*DATA SUPPLIED*:

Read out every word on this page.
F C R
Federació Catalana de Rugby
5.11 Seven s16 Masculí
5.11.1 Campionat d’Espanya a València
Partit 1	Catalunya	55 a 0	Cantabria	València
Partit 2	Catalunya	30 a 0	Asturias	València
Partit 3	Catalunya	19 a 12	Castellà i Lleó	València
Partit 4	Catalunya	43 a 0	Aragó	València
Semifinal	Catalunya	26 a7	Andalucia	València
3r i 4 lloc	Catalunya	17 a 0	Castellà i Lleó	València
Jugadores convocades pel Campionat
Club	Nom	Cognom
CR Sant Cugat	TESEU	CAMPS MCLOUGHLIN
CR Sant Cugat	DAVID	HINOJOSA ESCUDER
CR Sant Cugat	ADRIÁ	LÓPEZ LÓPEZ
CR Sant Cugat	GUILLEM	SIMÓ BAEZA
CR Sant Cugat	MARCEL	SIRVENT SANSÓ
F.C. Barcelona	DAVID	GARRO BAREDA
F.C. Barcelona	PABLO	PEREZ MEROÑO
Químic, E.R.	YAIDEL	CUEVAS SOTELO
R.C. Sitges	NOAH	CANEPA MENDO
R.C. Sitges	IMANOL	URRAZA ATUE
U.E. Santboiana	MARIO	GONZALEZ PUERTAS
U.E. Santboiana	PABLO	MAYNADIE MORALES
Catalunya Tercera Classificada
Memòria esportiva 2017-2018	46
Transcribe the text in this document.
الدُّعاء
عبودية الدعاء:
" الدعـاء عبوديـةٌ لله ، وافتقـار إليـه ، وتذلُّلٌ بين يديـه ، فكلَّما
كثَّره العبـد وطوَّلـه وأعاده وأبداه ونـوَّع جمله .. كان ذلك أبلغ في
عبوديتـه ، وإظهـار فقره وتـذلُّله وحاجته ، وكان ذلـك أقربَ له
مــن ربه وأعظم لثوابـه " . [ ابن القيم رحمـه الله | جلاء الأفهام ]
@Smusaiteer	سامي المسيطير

*SET PROBLEM*:
Say how many lines of the data include the word "Castellà". Nothing other than the number should be given.

*RESPONSE TO THE EXERCISE*:
2